BEGIN Listed records

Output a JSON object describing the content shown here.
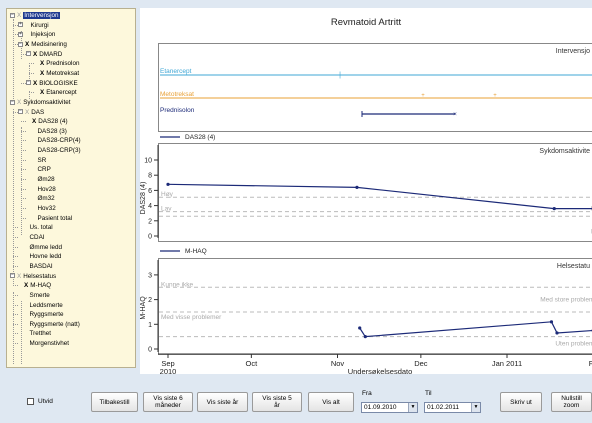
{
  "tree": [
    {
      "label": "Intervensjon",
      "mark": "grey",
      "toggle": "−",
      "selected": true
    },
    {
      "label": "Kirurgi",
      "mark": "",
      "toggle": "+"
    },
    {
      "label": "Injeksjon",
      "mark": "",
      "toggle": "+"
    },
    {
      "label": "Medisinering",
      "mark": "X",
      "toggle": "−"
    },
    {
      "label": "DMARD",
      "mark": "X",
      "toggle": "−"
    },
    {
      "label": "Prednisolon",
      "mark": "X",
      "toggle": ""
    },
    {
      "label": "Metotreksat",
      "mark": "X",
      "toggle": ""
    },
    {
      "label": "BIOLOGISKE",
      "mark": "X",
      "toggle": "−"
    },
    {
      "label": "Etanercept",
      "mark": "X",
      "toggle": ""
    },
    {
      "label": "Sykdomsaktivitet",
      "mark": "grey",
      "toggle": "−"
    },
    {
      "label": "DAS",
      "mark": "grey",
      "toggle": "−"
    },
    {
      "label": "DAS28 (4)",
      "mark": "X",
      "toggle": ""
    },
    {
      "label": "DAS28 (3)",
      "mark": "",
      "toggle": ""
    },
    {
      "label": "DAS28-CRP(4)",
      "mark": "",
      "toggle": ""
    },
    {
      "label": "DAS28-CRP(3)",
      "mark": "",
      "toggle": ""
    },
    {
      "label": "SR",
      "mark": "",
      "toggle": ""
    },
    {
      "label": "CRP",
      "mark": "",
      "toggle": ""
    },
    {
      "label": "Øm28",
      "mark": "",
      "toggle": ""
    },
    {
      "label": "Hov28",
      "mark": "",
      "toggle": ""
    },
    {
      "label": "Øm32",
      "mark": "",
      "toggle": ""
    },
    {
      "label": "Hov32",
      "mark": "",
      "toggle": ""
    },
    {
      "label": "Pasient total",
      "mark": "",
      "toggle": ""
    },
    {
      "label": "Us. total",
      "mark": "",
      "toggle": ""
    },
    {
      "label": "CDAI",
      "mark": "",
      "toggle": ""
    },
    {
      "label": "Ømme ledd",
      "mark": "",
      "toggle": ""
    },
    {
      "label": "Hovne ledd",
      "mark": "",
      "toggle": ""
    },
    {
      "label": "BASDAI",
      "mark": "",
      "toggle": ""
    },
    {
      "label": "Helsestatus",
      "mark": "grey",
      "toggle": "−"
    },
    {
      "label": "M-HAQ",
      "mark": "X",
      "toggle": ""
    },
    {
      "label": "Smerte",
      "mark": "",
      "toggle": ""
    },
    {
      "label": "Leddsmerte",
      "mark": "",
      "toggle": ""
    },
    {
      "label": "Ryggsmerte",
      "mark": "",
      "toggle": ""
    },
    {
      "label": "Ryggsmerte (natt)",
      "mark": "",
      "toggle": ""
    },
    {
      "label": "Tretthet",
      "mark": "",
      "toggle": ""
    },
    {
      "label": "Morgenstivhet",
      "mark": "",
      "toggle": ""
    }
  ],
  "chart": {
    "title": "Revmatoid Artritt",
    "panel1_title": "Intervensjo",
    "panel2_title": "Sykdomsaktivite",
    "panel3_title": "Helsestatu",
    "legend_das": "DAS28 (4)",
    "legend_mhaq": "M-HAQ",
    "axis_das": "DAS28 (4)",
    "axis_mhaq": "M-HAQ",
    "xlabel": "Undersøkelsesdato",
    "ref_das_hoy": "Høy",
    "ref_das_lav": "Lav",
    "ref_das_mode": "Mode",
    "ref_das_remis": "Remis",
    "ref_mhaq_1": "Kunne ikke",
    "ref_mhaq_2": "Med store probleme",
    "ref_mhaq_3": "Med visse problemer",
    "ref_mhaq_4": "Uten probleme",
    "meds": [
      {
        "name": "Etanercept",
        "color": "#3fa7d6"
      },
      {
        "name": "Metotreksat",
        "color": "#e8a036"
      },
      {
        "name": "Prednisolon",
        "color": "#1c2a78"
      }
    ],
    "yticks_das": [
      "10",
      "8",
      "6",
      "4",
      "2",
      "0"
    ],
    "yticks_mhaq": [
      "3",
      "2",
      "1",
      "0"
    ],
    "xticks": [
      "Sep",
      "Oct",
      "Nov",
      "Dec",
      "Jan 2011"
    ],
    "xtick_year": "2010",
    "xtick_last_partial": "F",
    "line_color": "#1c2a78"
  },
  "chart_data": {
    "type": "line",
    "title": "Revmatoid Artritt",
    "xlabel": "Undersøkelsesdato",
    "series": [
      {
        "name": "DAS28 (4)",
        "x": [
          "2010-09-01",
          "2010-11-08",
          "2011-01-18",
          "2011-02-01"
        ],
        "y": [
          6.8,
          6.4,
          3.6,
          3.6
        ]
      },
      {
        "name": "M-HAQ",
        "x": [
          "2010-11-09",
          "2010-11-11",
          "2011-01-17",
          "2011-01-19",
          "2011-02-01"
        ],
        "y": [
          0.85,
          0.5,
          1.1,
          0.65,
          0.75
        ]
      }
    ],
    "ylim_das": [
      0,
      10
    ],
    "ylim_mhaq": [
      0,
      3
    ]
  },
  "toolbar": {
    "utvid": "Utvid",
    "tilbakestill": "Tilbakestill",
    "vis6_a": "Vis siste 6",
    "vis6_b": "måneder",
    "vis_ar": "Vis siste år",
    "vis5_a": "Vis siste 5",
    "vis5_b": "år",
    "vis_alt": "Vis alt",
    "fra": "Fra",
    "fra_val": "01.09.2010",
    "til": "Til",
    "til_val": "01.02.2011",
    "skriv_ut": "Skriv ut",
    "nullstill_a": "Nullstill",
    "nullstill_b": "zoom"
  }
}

END Listed records
BEGIN Listed records

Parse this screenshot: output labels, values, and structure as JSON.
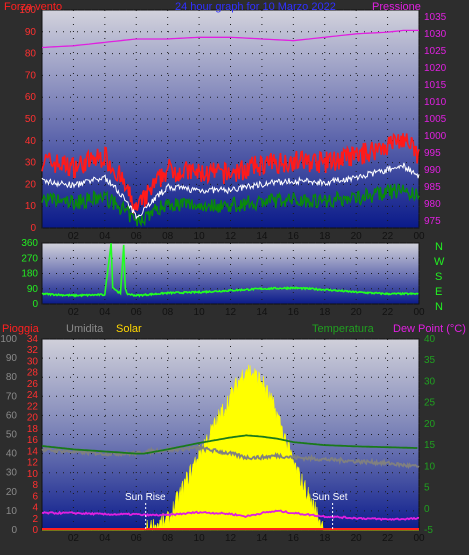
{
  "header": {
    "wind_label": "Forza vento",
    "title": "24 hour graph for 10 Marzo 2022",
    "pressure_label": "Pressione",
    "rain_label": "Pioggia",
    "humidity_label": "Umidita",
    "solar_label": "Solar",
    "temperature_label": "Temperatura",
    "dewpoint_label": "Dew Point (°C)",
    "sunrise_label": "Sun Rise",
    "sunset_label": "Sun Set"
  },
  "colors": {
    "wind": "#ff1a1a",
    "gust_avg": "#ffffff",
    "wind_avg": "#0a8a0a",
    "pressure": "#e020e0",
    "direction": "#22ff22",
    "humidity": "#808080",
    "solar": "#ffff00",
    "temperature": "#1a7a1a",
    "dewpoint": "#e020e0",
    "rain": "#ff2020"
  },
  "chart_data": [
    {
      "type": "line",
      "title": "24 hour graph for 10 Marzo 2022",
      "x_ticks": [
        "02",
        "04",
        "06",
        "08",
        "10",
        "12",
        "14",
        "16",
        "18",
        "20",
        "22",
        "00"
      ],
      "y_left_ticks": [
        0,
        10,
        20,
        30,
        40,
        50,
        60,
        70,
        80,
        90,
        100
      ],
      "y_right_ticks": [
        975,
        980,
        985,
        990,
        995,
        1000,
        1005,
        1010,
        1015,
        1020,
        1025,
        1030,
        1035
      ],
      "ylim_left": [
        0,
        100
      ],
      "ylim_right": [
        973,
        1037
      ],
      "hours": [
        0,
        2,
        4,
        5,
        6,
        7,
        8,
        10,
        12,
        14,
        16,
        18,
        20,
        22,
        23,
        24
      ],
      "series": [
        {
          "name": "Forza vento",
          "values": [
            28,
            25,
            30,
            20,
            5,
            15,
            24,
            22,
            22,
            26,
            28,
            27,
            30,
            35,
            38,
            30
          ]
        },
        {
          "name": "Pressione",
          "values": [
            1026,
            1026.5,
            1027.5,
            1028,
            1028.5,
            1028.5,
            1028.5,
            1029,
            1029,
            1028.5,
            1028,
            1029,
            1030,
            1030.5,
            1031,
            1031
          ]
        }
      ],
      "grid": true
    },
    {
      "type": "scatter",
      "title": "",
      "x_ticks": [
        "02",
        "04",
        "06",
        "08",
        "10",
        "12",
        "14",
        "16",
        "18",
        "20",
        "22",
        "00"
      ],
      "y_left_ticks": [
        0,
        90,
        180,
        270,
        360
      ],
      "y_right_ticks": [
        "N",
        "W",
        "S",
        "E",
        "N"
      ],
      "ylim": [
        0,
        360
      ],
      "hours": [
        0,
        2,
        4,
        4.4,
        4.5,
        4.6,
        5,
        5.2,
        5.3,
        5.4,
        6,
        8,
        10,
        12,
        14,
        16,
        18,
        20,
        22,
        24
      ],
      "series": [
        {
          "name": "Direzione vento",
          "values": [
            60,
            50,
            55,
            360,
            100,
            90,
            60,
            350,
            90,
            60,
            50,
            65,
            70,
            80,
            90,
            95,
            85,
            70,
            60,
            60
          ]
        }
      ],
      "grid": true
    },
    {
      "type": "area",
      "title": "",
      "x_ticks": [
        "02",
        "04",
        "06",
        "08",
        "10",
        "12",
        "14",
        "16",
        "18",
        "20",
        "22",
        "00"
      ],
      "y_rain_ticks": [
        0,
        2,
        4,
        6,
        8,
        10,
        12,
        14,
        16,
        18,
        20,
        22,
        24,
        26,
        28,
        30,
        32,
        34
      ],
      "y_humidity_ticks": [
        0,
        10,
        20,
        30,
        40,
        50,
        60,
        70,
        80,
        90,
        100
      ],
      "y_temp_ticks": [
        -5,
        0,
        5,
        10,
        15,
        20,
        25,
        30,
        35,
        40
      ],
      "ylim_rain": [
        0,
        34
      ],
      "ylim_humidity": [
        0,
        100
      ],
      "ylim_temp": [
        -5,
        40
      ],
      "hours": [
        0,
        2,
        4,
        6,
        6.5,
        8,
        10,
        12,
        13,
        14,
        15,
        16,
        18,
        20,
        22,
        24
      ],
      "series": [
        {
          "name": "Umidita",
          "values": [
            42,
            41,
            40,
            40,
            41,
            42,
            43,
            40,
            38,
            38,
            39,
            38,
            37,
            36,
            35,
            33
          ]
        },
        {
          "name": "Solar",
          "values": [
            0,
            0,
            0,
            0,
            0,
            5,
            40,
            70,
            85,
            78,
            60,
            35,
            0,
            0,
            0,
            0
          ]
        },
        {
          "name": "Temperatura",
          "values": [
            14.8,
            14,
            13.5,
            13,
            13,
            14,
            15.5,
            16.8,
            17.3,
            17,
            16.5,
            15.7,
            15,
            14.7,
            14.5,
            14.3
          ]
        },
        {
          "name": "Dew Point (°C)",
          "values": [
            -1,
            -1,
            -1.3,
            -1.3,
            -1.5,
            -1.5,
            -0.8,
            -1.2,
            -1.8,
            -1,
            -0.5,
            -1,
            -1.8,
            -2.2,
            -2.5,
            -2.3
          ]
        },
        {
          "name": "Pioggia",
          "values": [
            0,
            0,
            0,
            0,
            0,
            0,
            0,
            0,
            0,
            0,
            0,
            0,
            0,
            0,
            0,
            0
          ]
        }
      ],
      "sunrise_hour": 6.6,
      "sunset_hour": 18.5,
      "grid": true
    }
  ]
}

END Listed records

**Requirement:** Select every line above that contains the word "Marzo", and copy it.

**Result for this exercise:**
    "title": "24 hour graph for 10 Marzo 2022",
      "title": "24 hour graph for 10 Marzo 2022",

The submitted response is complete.